▸ Job: All of the records below need to be copied exactly.

++++++++++

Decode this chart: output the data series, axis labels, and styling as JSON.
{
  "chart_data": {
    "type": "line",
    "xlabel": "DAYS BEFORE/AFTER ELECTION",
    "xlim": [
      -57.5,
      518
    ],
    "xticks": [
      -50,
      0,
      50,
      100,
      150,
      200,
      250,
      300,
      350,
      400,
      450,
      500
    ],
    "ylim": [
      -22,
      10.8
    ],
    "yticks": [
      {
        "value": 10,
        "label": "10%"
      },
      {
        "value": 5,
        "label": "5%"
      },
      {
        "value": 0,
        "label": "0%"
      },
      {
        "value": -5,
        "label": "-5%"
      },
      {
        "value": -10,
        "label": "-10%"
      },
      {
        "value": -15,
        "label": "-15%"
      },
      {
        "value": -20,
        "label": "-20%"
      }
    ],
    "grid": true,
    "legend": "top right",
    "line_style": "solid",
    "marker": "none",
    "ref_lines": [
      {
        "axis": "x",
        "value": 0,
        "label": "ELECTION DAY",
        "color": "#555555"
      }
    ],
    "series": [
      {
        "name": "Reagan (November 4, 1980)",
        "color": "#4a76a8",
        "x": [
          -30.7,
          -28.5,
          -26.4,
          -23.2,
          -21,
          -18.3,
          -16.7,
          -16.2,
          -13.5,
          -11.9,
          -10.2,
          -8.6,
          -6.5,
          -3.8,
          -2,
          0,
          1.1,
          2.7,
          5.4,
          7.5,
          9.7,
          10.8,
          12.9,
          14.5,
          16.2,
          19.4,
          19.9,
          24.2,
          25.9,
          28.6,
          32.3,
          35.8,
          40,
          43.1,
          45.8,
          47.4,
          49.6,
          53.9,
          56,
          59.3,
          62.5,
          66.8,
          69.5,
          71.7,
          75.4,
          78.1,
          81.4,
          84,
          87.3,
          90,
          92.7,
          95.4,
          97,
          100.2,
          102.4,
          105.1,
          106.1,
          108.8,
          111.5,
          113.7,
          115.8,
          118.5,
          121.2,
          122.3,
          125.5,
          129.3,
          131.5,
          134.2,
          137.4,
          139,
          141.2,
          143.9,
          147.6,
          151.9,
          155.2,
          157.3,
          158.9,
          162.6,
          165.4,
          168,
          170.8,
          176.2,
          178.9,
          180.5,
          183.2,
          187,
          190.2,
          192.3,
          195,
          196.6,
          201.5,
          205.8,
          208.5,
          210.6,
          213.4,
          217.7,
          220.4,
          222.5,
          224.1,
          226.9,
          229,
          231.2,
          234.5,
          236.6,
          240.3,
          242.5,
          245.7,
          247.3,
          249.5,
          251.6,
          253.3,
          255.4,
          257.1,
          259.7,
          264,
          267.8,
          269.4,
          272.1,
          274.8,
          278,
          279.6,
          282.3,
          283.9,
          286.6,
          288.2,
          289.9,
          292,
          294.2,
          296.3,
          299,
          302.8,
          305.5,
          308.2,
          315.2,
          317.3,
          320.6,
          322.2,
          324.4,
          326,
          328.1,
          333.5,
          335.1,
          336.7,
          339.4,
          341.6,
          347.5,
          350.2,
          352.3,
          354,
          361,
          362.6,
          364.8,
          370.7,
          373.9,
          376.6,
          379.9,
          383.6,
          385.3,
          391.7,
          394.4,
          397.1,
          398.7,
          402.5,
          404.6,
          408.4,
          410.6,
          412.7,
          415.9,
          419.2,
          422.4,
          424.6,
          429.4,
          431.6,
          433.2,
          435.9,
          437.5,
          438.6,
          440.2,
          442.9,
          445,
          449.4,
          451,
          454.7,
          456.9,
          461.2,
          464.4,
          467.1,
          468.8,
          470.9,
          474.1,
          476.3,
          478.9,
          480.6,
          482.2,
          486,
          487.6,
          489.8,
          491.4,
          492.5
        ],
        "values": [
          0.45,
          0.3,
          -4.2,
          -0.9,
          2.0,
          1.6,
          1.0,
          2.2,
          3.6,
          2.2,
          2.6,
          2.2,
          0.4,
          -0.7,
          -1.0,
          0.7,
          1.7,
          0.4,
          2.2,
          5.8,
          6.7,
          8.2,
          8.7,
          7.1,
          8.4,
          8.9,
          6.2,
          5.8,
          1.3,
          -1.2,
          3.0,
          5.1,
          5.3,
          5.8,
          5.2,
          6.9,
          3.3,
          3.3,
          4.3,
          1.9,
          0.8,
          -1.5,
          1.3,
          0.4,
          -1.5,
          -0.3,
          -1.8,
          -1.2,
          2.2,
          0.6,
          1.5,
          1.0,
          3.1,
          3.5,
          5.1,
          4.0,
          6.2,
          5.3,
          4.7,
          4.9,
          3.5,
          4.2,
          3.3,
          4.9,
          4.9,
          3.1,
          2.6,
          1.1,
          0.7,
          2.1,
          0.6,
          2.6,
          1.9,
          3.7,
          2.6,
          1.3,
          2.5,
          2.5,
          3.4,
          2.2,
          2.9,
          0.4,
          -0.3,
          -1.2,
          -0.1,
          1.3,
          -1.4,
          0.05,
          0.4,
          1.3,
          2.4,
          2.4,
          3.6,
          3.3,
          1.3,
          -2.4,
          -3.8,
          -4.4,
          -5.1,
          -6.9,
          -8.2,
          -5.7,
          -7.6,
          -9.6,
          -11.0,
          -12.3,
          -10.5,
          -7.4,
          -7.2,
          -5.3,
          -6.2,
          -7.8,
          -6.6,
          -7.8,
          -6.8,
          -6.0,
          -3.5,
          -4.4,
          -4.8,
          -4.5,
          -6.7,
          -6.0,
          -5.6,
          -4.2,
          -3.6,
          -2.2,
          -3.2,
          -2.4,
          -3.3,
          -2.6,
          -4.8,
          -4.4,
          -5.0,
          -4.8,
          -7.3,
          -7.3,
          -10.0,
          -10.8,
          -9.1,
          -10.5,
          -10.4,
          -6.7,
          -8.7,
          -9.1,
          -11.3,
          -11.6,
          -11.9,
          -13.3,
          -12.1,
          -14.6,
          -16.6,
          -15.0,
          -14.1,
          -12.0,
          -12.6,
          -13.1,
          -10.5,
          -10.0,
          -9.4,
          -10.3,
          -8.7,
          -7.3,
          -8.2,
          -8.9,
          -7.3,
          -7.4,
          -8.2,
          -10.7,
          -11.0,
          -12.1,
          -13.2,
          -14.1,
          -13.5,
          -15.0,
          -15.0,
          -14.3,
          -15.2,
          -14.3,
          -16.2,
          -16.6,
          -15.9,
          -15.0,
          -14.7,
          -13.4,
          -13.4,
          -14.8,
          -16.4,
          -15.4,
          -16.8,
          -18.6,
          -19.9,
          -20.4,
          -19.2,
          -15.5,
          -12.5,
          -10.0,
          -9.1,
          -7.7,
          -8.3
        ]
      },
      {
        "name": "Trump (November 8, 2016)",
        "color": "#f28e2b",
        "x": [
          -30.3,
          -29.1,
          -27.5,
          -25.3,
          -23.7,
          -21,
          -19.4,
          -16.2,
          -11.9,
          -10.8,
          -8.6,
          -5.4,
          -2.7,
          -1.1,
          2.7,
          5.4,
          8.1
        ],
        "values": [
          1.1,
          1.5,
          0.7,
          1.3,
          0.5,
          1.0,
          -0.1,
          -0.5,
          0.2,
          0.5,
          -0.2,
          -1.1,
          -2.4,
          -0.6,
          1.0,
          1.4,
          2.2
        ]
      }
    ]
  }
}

++++++++++

▸ Output for this exercise:
Decode this chart: output the data series, axis labels, and styling as JSON.
{
  "chart_data": {
    "type": "line",
    "xlabel": "DAYS BEFORE/AFTER ELECTION",
    "xlim": [
      -57.5,
      518
    ],
    "xticks": [
      -50,
      0,
      50,
      100,
      150,
      200,
      250,
      300,
      350,
      400,
      450,
      500
    ],
    "ylim": [
      -22,
      10.8
    ],
    "yticks": [
      {
        "value": 10,
        "label": "10%"
      },
      {
        "value": 5,
        "label": "5%"
      },
      {
        "value": 0,
        "label": "0%"
      },
      {
        "value": -5,
        "label": "-5%"
      },
      {
        "value": -10,
        "label": "-10%"
      },
      {
        "value": -15,
        "label": "-15%"
      },
      {
        "value": -20,
        "label": "-20%"
      }
    ],
    "grid": true,
    "legend": "top right",
    "line_style": "solid",
    "marker": "none",
    "ref_lines": [
      {
        "axis": "x",
        "value": 0,
        "label": "ELECTION DAY",
        "color": "#555555"
      }
    ],
    "series": [
      {
        "name": "Reagan (November 4, 1980)",
        "color": "#4a76a8",
        "x": [
          -30.7,
          -28.5,
          -26.4,
          -23.2,
          -21,
          -18.3,
          -16.7,
          -16.2,
          -13.5,
          -11.9,
          -10.2,
          -8.6,
          -6.5,
          -3.8,
          -2,
          0,
          1.1,
          2.7,
          5.4,
          7.5,
          9.7,
          10.8,
          12.9,
          14.5,
          16.2,
          19.4,
          19.9,
          24.2,
          25.9,
          28.6,
          32.3,
          35.8,
          40,
          43.1,
          45.8,
          47.4,
          49.6,
          53.9,
          56,
          59.3,
          62.5,
          66.8,
          69.5,
          71.7,
          75.4,
          78.1,
          81.4,
          84,
          87.3,
          90,
          92.7,
          95.4,
          97,
          100.2,
          102.4,
          105.1,
          106.1,
          108.8,
          111.5,
          113.7,
          115.8,
          118.5,
          121.2,
          122.3,
          125.5,
          129.3,
          131.5,
          134.2,
          137.4,
          139,
          141.2,
          143.9,
          147.6,
          151.9,
          155.2,
          157.3,
          158.9,
          162.6,
          165.4,
          168,
          170.8,
          176.2,
          178.9,
          180.5,
          183.2,
          187,
          190.2,
          192.3,
          195,
          196.6,
          201.5,
          205.8,
          208.5,
          210.6,
          213.4,
          217.7,
          220.4,
          222.5,
          224.1,
          226.9,
          229,
          231.2,
          234.5,
          236.6,
          240.3,
          242.5,
          245.7,
          247.3,
          249.5,
          251.6,
          253.3,
          255.4,
          257.1,
          259.7,
          264,
          267.8,
          269.4,
          272.1,
          274.8,
          278,
          279.6,
          282.3,
          283.9,
          286.6,
          288.2,
          289.9,
          292,
          294.2,
          296.3,
          299,
          302.8,
          305.5,
          308.2,
          315.2,
          317.3,
          320.6,
          322.2,
          324.4,
          326,
          328.1,
          333.5,
          335.1,
          336.7,
          339.4,
          341.6,
          347.5,
          350.2,
          352.3,
          354,
          361,
          362.6,
          364.8,
          370.7,
          373.9,
          376.6,
          379.9,
          383.6,
          385.3,
          391.7,
          394.4,
          397.1,
          398.7,
          402.5,
          404.6,
          408.4,
          410.6,
          412.7,
          415.9,
          419.2,
          422.4,
          424.6,
          429.4,
          431.6,
          433.2,
          435.9,
          437.5,
          438.6,
          440.2,
          442.9,
          445,
          449.4,
          451,
          454.7,
          456.9,
          461.2,
          464.4,
          467.1,
          468.8,
          470.9,
          474.1,
          476.3,
          478.9,
          480.6,
          482.2,
          486,
          487.6,
          489.8,
          491.4,
          492.5
        ],
        "values": [
          0.45,
          0.3,
          -4.2,
          -0.9,
          2.0,
          1.6,
          1.0,
          2.2,
          3.6,
          2.2,
          2.6,
          2.2,
          0.4,
          -0.7,
          -1.0,
          0.7,
          1.7,
          0.4,
          2.2,
          5.8,
          6.7,
          8.2,
          8.7,
          7.1,
          8.4,
          8.9,
          6.2,
          5.8,
          1.3,
          -1.2,
          3.0,
          5.1,
          5.3,
          5.8,
          5.2,
          6.9,
          3.3,
          3.3,
          4.3,
          1.9,
          0.8,
          -1.5,
          1.3,
          0.4,
          -1.5,
          -0.3,
          -1.8,
          -1.2,
          2.2,
          0.6,
          1.5,
          1.0,
          3.1,
          3.5,
          5.1,
          4.0,
          6.2,
          5.3,
          4.7,
          4.9,
          3.5,
          4.2,
          3.3,
          4.9,
          4.9,
          3.1,
          2.6,
          1.1,
          0.7,
          2.1,
          0.6,
          2.6,
          1.9,
          3.7,
          2.6,
          1.3,
          2.5,
          2.5,
          3.4,
          2.2,
          2.9,
          0.4,
          -0.3,
          -1.2,
          -0.1,
          1.3,
          -1.4,
          0.05,
          0.4,
          1.3,
          2.4,
          2.4,
          3.6,
          3.3,
          1.3,
          -2.4,
          -3.8,
          -4.4,
          -5.1,
          -6.9,
          -8.2,
          -5.7,
          -7.6,
          -9.6,
          -11.0,
          -12.3,
          -10.5,
          -7.4,
          -7.2,
          -5.3,
          -6.2,
          -7.8,
          -6.6,
          -7.8,
          -6.8,
          -6.0,
          -3.5,
          -4.4,
          -4.8,
          -4.5,
          -6.7,
          -6.0,
          -5.6,
          -4.2,
          -3.6,
          -2.2,
          -3.2,
          -2.4,
          -3.3,
          -2.6,
          -4.8,
          -4.4,
          -5.0,
          -4.8,
          -7.3,
          -7.3,
          -10.0,
          -10.8,
          -9.1,
          -10.5,
          -10.4,
          -6.7,
          -8.7,
          -9.1,
          -11.3,
          -11.6,
          -11.9,
          -13.3,
          -12.1,
          -14.6,
          -16.6,
          -15.0,
          -14.1,
          -12.0,
          -12.6,
          -13.1,
          -10.5,
          -10.0,
          -9.4,
          -10.3,
          -8.7,
          -7.3,
          -8.2,
          -8.9,
          -7.3,
          -7.4,
          -8.2,
          -10.7,
          -11.0,
          -12.1,
          -13.2,
          -14.1,
          -13.5,
          -15.0,
          -15.0,
          -14.3,
          -15.2,
          -14.3,
          -16.2,
          -16.6,
          -15.9,
          -15.0,
          -14.7,
          -13.4,
          -13.4,
          -14.8,
          -16.4,
          -15.4,
          -16.8,
          -18.6,
          -19.9,
          -20.4,
          -19.2,
          -15.5,
          -12.5,
          -10.0,
          -9.1,
          -7.7,
          -8.3
        ]
      },
      {
        "name": "Trump (November 8, 2016)",
        "color": "#f28e2b",
        "x": [
          -30.3,
          -29.1,
          -27.5,
          -25.3,
          -23.7,
          -21,
          -19.4,
          -16.2,
          -11.9,
          -10.8,
          -8.6,
          -5.4,
          -2.7,
          -1.1,
          2.7,
          5.4,
          8.1
        ],
        "values": [
          1.1,
          1.5,
          0.7,
          1.3,
          0.5,
          1.0,
          -0.1,
          -0.5,
          0.2,
          0.5,
          -0.2,
          -1.1,
          -2.4,
          -0.6,
          1.0,
          1.4,
          2.2
        ]
      }
    ]
  }
}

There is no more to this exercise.